Which lines in the material below contain the word "case"? Copy each of them.

* * * * * * *

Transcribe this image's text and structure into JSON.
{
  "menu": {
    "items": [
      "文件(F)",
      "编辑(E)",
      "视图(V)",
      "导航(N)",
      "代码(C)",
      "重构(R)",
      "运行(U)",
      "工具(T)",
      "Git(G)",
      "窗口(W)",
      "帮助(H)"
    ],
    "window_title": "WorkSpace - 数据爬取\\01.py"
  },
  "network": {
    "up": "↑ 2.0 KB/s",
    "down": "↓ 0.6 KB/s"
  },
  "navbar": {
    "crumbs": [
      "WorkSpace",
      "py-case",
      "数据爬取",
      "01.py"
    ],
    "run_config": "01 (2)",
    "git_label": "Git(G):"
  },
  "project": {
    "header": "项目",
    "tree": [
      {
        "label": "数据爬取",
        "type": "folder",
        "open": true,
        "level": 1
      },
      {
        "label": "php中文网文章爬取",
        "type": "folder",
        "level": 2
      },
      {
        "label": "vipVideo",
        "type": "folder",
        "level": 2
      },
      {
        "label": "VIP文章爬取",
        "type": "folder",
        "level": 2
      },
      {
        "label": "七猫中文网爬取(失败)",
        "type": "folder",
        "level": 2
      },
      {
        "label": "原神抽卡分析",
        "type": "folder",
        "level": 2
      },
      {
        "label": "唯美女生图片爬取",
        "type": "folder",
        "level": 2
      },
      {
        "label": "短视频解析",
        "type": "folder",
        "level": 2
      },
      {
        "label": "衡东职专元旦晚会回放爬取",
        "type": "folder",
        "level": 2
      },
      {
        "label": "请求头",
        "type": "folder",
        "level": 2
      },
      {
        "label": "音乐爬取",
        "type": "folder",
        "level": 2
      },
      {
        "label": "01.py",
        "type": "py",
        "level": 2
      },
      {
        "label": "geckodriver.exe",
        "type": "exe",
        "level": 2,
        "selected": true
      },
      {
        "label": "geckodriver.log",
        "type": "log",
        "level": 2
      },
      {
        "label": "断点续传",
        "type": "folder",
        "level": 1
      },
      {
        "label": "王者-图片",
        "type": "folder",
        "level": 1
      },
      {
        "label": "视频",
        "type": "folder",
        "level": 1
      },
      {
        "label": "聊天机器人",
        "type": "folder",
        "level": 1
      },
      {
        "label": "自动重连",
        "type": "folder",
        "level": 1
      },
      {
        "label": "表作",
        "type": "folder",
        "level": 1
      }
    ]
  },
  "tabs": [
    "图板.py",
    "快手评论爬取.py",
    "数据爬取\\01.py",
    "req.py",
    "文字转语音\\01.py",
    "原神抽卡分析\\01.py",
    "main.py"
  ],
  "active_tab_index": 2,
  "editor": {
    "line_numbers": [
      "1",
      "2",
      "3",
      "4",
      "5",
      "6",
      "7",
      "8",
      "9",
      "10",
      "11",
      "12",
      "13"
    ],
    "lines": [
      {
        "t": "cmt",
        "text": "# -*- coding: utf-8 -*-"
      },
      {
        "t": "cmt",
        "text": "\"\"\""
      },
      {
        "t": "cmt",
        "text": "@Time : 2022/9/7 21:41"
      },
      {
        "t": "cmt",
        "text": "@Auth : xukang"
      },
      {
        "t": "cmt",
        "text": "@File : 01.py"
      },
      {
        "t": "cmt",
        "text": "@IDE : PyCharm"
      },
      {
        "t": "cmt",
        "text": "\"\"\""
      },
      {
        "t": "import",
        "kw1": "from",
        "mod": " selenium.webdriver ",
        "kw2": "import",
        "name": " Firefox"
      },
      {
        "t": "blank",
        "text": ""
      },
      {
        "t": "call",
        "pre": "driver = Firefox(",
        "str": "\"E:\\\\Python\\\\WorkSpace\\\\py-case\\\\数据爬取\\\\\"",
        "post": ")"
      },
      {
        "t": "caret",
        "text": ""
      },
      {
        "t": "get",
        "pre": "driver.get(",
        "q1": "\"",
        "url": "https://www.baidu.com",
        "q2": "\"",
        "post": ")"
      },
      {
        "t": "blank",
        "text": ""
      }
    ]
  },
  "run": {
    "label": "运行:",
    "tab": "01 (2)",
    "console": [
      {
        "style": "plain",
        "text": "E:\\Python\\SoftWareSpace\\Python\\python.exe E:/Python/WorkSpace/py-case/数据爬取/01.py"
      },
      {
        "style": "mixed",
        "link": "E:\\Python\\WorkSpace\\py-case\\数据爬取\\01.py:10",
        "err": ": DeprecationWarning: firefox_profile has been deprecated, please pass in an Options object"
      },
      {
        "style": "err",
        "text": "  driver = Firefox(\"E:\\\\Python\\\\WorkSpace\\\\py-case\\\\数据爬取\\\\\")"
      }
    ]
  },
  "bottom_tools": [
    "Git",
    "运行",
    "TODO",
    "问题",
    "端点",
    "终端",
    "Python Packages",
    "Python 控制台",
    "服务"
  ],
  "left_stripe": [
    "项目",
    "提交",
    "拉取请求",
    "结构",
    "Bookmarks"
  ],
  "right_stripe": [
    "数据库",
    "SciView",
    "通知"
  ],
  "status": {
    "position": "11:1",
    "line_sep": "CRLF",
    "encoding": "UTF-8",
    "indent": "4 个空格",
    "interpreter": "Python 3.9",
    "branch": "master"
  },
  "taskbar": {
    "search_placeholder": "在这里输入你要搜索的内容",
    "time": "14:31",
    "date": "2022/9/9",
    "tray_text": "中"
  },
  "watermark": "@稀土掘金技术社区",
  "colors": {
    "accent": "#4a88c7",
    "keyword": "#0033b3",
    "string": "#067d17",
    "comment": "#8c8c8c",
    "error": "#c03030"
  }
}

* * * * * * *

## [Solution]
      "py-case",
        "str": "\"E:\\\\Python\\\\WorkSpace\\\\py-case\\\\数据爬取\\\\\"",
        "text": "E:\\Python\\SoftWareSpace\\Python\\python.exe E:/Python/WorkSpace/py-case/数据爬取/01.py"
        "link": "E:\\Python\\WorkSpace\\py-case\\数据爬取\\01.py:10",
        "text": "  driver = Firefox(\"E:\\\\Python\\\\WorkSpace\\\\py-case\\\\数据爬取\\\\\")"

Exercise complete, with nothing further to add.